- _Exercise prompt_:
Every record below should be printed exactly as given.

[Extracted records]
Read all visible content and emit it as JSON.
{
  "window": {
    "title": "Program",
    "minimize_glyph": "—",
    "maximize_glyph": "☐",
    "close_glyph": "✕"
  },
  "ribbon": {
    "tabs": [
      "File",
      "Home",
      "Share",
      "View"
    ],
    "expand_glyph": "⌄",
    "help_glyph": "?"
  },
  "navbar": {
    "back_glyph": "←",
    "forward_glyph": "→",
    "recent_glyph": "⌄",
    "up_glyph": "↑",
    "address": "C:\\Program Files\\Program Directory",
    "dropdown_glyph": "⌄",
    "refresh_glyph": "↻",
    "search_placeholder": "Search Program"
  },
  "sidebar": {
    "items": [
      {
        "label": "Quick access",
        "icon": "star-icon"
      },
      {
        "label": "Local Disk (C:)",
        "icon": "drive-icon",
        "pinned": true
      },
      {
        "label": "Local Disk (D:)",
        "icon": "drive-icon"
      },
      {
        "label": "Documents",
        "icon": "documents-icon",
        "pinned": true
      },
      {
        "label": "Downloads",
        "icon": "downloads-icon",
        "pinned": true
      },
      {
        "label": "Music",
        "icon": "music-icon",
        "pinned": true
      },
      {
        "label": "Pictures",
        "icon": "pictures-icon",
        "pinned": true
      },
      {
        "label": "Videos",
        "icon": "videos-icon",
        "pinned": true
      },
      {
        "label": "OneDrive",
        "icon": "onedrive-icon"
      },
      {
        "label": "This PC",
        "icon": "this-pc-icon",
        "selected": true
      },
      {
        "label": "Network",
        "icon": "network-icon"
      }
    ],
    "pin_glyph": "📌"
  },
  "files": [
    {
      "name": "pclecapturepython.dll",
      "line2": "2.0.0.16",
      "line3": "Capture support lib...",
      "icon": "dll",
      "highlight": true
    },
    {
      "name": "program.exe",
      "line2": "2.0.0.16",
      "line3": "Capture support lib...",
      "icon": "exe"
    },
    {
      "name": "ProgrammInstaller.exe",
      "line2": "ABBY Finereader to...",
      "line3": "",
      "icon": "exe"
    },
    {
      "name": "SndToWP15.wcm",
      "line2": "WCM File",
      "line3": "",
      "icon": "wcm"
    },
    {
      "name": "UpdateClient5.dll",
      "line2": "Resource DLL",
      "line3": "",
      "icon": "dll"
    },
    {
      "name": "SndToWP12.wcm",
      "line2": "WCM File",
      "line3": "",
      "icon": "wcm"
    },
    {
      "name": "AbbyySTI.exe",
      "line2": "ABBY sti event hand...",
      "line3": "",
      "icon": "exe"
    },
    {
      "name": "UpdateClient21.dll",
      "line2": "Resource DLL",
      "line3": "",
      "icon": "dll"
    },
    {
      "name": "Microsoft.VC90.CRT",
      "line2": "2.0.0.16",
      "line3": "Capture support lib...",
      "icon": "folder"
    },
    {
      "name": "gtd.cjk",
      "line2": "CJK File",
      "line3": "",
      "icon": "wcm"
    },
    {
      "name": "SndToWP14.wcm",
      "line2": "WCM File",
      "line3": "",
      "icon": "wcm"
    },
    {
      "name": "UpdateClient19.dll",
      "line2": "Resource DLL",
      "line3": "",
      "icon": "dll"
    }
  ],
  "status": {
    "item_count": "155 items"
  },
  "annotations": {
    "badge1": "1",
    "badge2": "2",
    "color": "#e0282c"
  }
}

- _Output of the exercise_:
Read all visible content and emit it as JSON.
{
  "window": {
    "title": "Program",
    "minimize_glyph": "—",
    "maximize_glyph": "☐",
    "close_glyph": "✕"
  },
  "ribbon": {
    "tabs": [
      "File",
      "Home",
      "Share",
      "View"
    ],
    "expand_glyph": "⌄",
    "help_glyph": "?"
  },
  "navbar": {
    "back_glyph": "←",
    "forward_glyph": "→",
    "recent_glyph": "⌄",
    "up_glyph": "↑",
    "address": "C:\\Program Files\\Program Directory",
    "dropdown_glyph": "⌄",
    "refresh_glyph": "↻",
    "search_placeholder": "Search Program"
  },
  "sidebar": {
    "items": [
      {
        "label": "Quick access",
        "icon": "star-icon"
      },
      {
        "label": "Local Disk (C:)",
        "icon": "drive-icon",
        "pinned": true
      },
      {
        "label": "Local Disk (D:)",
        "icon": "drive-icon"
      },
      {
        "label": "Documents",
        "icon": "documents-icon",
        "pinned": true
      },
      {
        "label": "Downloads",
        "icon": "downloads-icon",
        "pinned": true
      },
      {
        "label": "Music",
        "icon": "music-icon",
        "pinned": true
      },
      {
        "label": "Pictures",
        "icon": "pictures-icon",
        "pinned": true
      },
      {
        "label": "Videos",
        "icon": "videos-icon",
        "pinned": true
      },
      {
        "label": "OneDrive",
        "icon": "onedrive-icon"
      },
      {
        "label": "This PC",
        "icon": "this-pc-icon",
        "selected": true
      },
      {
        "label": "Network",
        "icon": "network-icon"
      }
    ],
    "pin_glyph": "📌"
  },
  "files": [
    {
      "name": "pclecapturepython.dll",
      "line2": "2.0.0.16",
      "line3": "Capture support lib...",
      "icon": "dll",
      "highlight": true
    },
    {
      "name": "program.exe",
      "line2": "2.0.0.16",
      "line3": "Capture support lib...",
      "icon": "exe"
    },
    {
      "name": "ProgrammInstaller.exe",
      "line2": "ABBY Finereader to...",
      "line3": "",
      "icon": "exe"
    },
    {
      "name": "SndToWP15.wcm",
      "line2": "WCM File",
      "line3": "",
      "icon": "wcm"
    },
    {
      "name": "UpdateClient5.dll",
      "line2": "Resource DLL",
      "line3": "",
      "icon": "dll"
    },
    {
      "name": "SndToWP12.wcm",
      "line2": "WCM File",
      "line3": "",
      "icon": "wcm"
    },
    {
      "name": "AbbyySTI.exe",
      "line2": "ABBY sti event hand...",
      "line3": "",
      "icon": "exe"
    },
    {
      "name": "UpdateClient21.dll",
      "line2": "Resource DLL",
      "line3": "",
      "icon": "dll"
    },
    {
      "name": "Microsoft.VC90.CRT",
      "line2": "2.0.0.16",
      "line3": "Capture support lib...",
      "icon": "folder"
    },
    {
      "name": "gtd.cjk",
      "line2": "CJK File",
      "line3": "",
      "icon": "wcm"
    },
    {
      "name": "SndToWP14.wcm",
      "line2": "WCM File",
      "line3": "",
      "icon": "wcm"
    },
    {
      "name": "UpdateClient19.dll",
      "line2": "Resource DLL",
      "line3": "",
      "icon": "dll"
    }
  ],
  "status": {
    "item_count": "155 items"
  },
  "annotations": {
    "badge1": "1",
    "badge2": "2",
    "color": "#e0282c"
  }
}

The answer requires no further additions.